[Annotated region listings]
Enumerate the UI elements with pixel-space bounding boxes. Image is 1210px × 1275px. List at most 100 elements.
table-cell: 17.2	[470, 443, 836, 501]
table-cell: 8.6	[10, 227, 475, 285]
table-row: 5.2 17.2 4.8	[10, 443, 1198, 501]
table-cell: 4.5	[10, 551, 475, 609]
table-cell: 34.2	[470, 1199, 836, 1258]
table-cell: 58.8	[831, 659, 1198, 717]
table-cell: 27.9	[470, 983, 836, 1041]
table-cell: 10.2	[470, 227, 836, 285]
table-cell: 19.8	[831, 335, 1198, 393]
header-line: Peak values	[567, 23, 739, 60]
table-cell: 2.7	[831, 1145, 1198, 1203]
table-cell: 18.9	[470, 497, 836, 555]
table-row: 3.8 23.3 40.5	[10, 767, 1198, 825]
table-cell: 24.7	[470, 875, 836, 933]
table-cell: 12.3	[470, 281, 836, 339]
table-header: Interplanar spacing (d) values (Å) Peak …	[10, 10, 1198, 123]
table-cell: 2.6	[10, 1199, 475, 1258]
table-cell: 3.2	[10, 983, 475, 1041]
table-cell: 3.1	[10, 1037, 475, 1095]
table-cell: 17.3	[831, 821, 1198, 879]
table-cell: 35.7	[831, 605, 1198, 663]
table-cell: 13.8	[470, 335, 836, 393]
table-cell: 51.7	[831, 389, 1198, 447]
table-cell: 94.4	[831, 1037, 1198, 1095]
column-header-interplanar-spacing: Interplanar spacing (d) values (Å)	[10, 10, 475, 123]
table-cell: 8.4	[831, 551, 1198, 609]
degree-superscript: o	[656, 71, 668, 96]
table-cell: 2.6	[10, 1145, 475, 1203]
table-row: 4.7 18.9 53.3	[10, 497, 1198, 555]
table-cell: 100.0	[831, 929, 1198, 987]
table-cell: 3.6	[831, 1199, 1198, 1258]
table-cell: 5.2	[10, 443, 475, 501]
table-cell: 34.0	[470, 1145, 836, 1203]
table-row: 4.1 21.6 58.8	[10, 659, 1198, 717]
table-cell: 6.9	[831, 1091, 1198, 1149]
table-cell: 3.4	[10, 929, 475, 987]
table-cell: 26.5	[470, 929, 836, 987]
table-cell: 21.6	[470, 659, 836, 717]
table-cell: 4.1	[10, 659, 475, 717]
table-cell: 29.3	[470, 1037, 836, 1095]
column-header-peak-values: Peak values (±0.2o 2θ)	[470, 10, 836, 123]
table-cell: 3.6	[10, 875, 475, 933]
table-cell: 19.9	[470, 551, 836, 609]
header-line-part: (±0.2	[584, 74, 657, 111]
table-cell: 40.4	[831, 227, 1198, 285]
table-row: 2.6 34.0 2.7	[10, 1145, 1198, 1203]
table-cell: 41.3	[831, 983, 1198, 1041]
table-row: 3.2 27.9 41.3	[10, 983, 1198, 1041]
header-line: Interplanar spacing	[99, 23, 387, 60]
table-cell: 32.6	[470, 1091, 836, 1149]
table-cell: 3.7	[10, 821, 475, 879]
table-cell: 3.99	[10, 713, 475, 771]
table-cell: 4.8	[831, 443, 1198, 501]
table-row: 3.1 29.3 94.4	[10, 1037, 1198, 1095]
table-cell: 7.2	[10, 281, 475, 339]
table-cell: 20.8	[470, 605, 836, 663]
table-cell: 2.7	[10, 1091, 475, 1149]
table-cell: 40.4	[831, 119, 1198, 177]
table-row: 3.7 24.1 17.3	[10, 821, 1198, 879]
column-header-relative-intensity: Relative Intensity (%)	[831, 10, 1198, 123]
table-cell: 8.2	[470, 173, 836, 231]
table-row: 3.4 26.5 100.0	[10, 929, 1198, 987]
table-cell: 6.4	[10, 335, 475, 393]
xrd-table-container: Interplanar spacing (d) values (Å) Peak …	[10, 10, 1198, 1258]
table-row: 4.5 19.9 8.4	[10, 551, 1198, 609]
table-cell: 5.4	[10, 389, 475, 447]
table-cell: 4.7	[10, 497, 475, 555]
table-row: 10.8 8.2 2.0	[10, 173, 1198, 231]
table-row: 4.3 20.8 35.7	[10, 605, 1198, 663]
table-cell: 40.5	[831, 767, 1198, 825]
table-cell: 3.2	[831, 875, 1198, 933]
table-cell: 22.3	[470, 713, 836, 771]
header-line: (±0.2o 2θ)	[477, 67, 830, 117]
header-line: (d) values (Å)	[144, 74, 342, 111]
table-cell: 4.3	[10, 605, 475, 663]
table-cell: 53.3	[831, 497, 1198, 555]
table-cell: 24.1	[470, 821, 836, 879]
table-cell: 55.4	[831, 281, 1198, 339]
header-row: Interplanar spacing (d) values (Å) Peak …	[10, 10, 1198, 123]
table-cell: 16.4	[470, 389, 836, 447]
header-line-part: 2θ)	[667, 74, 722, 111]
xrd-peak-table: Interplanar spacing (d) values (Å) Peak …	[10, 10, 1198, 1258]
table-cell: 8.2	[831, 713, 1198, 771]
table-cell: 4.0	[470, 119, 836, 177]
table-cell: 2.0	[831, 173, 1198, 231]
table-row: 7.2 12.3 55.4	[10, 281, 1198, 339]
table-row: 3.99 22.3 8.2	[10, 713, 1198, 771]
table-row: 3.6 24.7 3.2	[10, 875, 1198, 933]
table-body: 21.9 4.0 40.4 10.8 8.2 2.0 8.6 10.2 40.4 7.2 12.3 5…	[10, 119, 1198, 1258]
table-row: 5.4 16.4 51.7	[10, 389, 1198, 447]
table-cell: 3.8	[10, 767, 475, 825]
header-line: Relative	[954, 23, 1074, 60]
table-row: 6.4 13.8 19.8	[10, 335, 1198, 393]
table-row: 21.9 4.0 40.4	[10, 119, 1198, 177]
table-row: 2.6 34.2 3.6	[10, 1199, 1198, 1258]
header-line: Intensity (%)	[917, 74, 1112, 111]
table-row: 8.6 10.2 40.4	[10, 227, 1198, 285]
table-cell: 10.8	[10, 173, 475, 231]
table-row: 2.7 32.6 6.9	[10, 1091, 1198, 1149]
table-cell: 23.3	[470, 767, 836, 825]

• [Aim]: Reproduce the items verbatim in the stretch from their first line through the line that contains "983, 836, 1041]", including both of those lines.

• [Reply]:
Enumerate the UI elements with pixel-space bounding boxes. Image is 1210px × 1275px. List at most 100 elements.
table-cell: 17.2	[470, 443, 836, 501]
table-cell: 8.6	[10, 227, 475, 285]
table-row: 5.2 17.2 4.8	[10, 443, 1198, 501]
table-cell: 4.5	[10, 551, 475, 609]
table-cell: 34.2	[470, 1199, 836, 1258]
table-cell: 58.8	[831, 659, 1198, 717]
table-cell: 27.9	[470, 983, 836, 1041]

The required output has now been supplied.